## Extracted records
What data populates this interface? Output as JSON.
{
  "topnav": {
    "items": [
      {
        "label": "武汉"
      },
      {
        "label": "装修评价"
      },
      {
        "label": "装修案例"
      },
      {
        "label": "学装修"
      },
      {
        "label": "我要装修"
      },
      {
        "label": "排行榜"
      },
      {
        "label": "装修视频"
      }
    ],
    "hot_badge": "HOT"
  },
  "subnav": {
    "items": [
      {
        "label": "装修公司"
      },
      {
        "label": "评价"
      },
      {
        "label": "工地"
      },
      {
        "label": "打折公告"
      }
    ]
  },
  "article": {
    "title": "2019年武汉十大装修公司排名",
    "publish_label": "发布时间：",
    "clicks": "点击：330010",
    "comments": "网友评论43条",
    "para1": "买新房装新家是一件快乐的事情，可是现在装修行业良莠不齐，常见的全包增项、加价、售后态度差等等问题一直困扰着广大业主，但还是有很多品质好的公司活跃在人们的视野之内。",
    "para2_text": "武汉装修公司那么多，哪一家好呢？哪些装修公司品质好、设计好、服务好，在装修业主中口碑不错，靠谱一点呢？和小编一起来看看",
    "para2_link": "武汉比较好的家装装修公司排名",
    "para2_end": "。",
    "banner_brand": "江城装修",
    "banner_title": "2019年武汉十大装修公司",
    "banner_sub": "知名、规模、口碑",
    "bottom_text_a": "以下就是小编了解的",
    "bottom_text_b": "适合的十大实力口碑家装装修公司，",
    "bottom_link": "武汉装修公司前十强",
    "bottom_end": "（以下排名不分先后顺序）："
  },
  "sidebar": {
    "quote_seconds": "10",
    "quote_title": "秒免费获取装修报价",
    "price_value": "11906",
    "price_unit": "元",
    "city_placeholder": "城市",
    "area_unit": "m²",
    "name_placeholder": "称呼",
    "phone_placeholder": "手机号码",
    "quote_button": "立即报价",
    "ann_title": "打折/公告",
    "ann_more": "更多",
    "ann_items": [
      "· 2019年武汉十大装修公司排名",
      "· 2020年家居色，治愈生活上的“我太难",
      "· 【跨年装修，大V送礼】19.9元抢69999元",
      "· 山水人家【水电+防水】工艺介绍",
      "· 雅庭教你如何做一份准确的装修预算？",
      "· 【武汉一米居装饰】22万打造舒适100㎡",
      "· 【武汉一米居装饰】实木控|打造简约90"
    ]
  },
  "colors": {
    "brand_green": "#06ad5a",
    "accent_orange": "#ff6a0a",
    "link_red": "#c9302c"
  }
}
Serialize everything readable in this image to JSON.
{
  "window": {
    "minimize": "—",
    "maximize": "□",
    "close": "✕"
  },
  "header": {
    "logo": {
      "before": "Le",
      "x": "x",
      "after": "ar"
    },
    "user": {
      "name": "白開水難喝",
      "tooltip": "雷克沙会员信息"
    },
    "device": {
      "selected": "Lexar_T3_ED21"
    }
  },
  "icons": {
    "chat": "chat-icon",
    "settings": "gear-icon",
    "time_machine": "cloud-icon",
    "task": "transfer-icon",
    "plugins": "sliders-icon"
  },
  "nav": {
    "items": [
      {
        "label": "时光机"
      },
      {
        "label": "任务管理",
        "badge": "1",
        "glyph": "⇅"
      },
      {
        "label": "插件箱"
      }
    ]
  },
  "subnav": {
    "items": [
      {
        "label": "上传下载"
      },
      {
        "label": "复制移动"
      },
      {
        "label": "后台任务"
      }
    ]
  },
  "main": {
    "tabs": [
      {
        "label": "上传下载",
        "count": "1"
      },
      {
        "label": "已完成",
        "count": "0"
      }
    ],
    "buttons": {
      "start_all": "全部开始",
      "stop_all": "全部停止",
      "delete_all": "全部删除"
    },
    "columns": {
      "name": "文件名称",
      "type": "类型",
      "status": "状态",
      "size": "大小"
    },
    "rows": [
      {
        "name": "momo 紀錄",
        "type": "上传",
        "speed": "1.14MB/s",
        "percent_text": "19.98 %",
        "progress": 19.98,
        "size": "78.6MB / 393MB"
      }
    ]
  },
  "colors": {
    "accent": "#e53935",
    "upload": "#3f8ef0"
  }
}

## Aim of the task
Repeat each record exactly, leaving nothing out.

## Task result
What data populates this interface? Output as JSON.
{
  "topnav": {
    "items": [
      {
        "label": "武汉"
      },
      {
        "label": "装修评价"
      },
      {
        "label": "装修案例"
      },
      {
        "label": "学装修"
      },
      {
        "label": "我要装修"
      },
      {
        "label": "排行榜"
      },
      {
        "label": "装修视频"
      }
    ],
    "hot_badge": "HOT"
  },
  "subnav": {
    "items": [
      {
        "label": "装修公司"
      },
      {
        "label": "评价"
      },
      {
        "label": "工地"
      },
      {
        "label": "打折公告"
      }
    ]
  },
  "article": {
    "title": "2019年武汉十大装修公司排名",
    "publish_label": "发布时间：",
    "clicks": "点击：330010",
    "comments": "网友评论43条",
    "para1": "买新房装新家是一件快乐的事情，可是现在装修行业良莠不齐，常见的全包增项、加价、售后态度差等等问题一直困扰着广大业主，但还是有很多品质好的公司活跃在人们的视野之内。",
    "para2_text": "武汉装修公司那么多，哪一家好呢？哪些装修公司品质好、设计好、服务好，在装修业主中口碑不错，靠谱一点呢？和小编一起来看看",
    "para2_link": "武汉比较好的家装装修公司排名",
    "para2_end": "。",
    "banner_brand": "江城装修",
    "banner_title": "2019年武汉十大装修公司",
    "banner_sub": "知名、规模、口碑",
    "bottom_text_a": "以下就是小编了解的",
    "bottom_text_b": "适合的十大实力口碑家装装修公司，",
    "bottom_link": "武汉装修公司前十强",
    "bottom_end": "（以下排名不分先后顺序）："
  },
  "sidebar": {
    "quote_seconds": "10",
    "quote_title": "秒免费获取装修报价",
    "price_value": "11906",
    "price_unit": "元",
    "city_placeholder": "城市",
    "area_unit": "m²",
    "name_placeholder": "称呼",
    "phone_placeholder": "手机号码",
    "quote_button": "立即报价",
    "ann_title": "打折/公告",
    "ann_more": "更多",
    "ann_items": [
      "· 2019年武汉十大装修公司排名",
      "· 2020年家居色，治愈生活上的“我太难",
      "· 【跨年装修，大V送礼】19.9元抢69999元",
      "· 山水人家【水电+防水】工艺介绍",
      "· 雅庭教你如何做一份准确的装修预算？",
      "· 【武汉一米居装饰】22万打造舒适100㎡",
      "· 【武汉一米居装饰】实木控|打造简约90"
    ]
  },
  "colors": {
    "brand_green": "#06ad5a",
    "accent_orange": "#ff6a0a",
    "link_red": "#c9302c"
  }
}
Serialize everything readable in this image to JSON.
{
  "window": {
    "minimize": "—",
    "maximize": "□",
    "close": "✕"
  },
  "header": {
    "logo": {
      "before": "Le",
      "x": "x",
      "after": "ar"
    },
    "user": {
      "name": "白開水難喝",
      "tooltip": "雷克沙会员信息"
    },
    "device": {
      "selected": "Lexar_T3_ED21"
    }
  },
  "icons": {
    "chat": "chat-icon",
    "settings": "gear-icon",
    "time_machine": "cloud-icon",
    "task": "transfer-icon",
    "plugins": "sliders-icon"
  },
  "nav": {
    "items": [
      {
        "label": "时光机"
      },
      {
        "label": "任务管理",
        "badge": "1",
        "glyph": "⇅"
      },
      {
        "label": "插件箱"
      }
    ]
  },
  "subnav": {
    "items": [
      {
        "label": "上传下载"
      },
      {
        "label": "复制移动"
      },
      {
        "label": "后台任务"
      }
    ]
  },
  "main": {
    "tabs": [
      {
        "label": "上传下载",
        "count": "1"
      },
      {
        "label": "已完成",
        "count": "0"
      }
    ],
    "buttons": {
      "start_all": "全部开始",
      "stop_all": "全部停止",
      "delete_all": "全部删除"
    },
    "columns": {
      "name": "文件名称",
      "type": "类型",
      "status": "状态",
      "size": "大小"
    },
    "rows": [
      {
        "name": "momo 紀錄",
        "type": "上传",
        "speed": "1.14MB/s",
        "percent_text": "19.98 %",
        "progress": 19.98,
        "size": "78.6MB / 393MB"
      }
    ]
  },
  "colors": {
    "accent": "#e53935",
    "upload": "#3f8ef0"
  }
}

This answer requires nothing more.